The request: Please decide whether each statement agrees with the page excerpt, giving yes or no and quoting the excerpt's deciding words. 1. A 2° vinylic carbocation is about as stable as a normal 1° carbocation. 2. The proposed mechanism begins by protonating the methoxy oxygen. 3. In the second line, adding water gives a protonated hemiacetal.

Page excerpt:
In your mechanism, you formed a vinylic carbocation.  The stability of a 2° vinylic carbocation is comparable to that of a normal 1° carbocation, and as such, its formation is not very favorable.  I can't rule it out entirely, but in the following mechanism, I used an alternate pathway not involving a vinylic carbocation, by starting with electrophilic addition of H+ to the double bond that has the methoxy group present.  This could occur in competition with protonation of the methoxy oxygen, but if the vinylic carbocation cannot form, protonation of the oxygen would be a dead end.  Here is a (proposed!) overall mechanism:
 
 

Shown in the first line, the resulting carbocation from addition of H+ to the double bond is stabilized by donation of the oxygen lone pair, spreading the positive charge out over two atoms.  Thus, this may be a relatively favorable initial step.

In the second line, addition of water yields a protonated hemiacetal from which we can get to the ketone 3-cyclohexen-1-one (the last compound in line 2).  Note that this compound is just the keto tautomer which your final enol product 1,4-cyclohexadien-1-ol would rearrange to (a standard acid or base-catalyzed process).

(Element and region data)

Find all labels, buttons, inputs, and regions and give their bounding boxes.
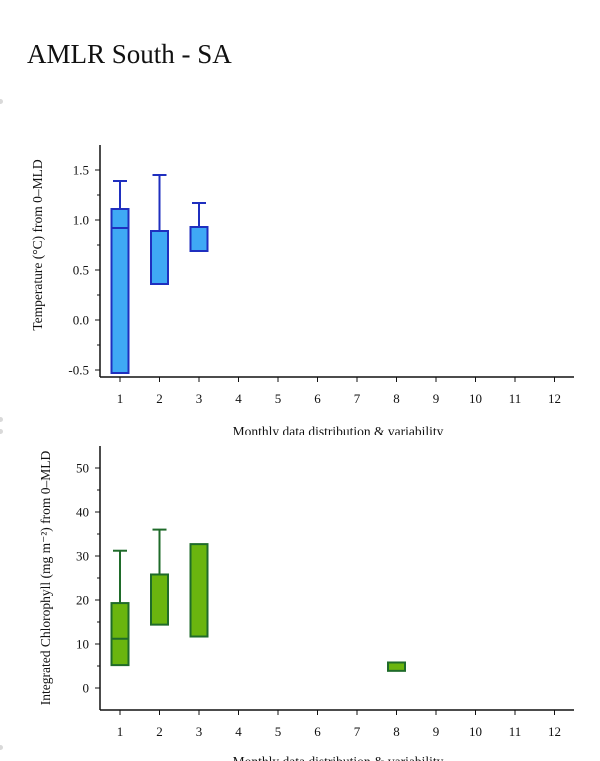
box-month-1 (110, 602, 130, 667)
box-month-3 (189, 226, 209, 252)
x-tick-label: 4 (235, 724, 242, 739)
y-tick-label: 40 (76, 505, 89, 520)
x-tick-label: 8 (393, 724, 400, 739)
decorative-dot (0, 745, 3, 750)
decorative-dot (0, 429, 3, 434)
page-title: AMLR South - SA (27, 39, 232, 69)
x-tick-label: 6 (314, 724, 321, 739)
y-tick-label: 10 (76, 637, 89, 652)
x-tick-label: 2 (156, 724, 163, 739)
x-tick-label: 3 (196, 724, 203, 739)
x-tick-label: 10 (469, 724, 482, 739)
x-tick-label: 7 (354, 391, 361, 406)
x-axis-title: Monthly data distribution & variability (233, 754, 444, 761)
y-tick-label: 20 (76, 593, 89, 608)
decorative-dot (0, 99, 3, 104)
y-axis-title: Temperature (°C) from 0–MLD (30, 159, 45, 331)
box-month-1 (110, 208, 130, 374)
x-tick-label: 2 (156, 391, 163, 406)
x-tick-label: 11 (509, 724, 522, 739)
box-month-2 (150, 230, 169, 285)
chlorophyll-chart: 0 10 20 30 40 50 1 2 3 4 5 6 7 8 9 10 11 12 Integrated Chl… (0, 430, 600, 761)
x-tick-label: 5 (275, 391, 282, 406)
y-axis-title: Integrated Chlorophyll (mg m⁻²) from 0–M… (38, 451, 53, 706)
x-tick-label: 1 (117, 724, 124, 739)
box-month-2 (150, 573, 169, 626)
x-tick-label: 9 (433, 391, 440, 406)
y-tick-label: 50 (76, 461, 89, 476)
y-tick-label: 0.0 (73, 313, 89, 328)
y-tick-label: 1.0 (73, 213, 89, 228)
box-month-3 (189, 543, 209, 638)
decorative-dot (0, 417, 3, 422)
x-tick-label: 12 (548, 391, 561, 406)
y-tick-label: 0 (83, 681, 90, 696)
y-tick-label: -0.5 (68, 363, 89, 378)
temperature-chart-svg: -0.50.00.51.01.51 2 3 4 5 6 7 8 9 10 11 12Temperatu… (30, 145, 574, 435)
y-tick-label: 30 (76, 549, 89, 564)
x-tick-label: 1 (117, 391, 124, 406)
box-month-8 (387, 661, 406, 672)
x-tick-label: 10 (469, 391, 482, 406)
x-tick-label: 5 (275, 724, 282, 739)
y-tick-label: 1.5 (73, 163, 89, 178)
x-tick-label: 11 (509, 391, 522, 406)
x-tick-label: 7 (354, 724, 361, 739)
x-tick-label: 3 (196, 391, 203, 406)
x-axis-title: Monthly data distribution & variability (233, 424, 444, 435)
y-tick-label: 0.5 (73, 263, 89, 278)
x-tick-label: 12 (548, 724, 561, 739)
temperature-chart: -0.5 0.0 0.5 1.0 1.5 1 2 3 4 5 6 7 8 9 10 11 12 Temperatu… (0, 100, 600, 435)
x-tick-label: 9 (433, 724, 440, 739)
x-tick-label: 4 (235, 391, 242, 406)
x-tick-label: 6 (314, 391, 321, 406)
x-tick-label: 8 (393, 391, 400, 406)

The answer:
1. Yes: "The stability of a 2° vinylic carbocation is comparable to that of a normal 1° carbocation"
2. No: "by starting with electrophilic addition of H+ to the double bond that has the methoxy group present"
3. Yes: "addition of water yields a protonated hemiacetal"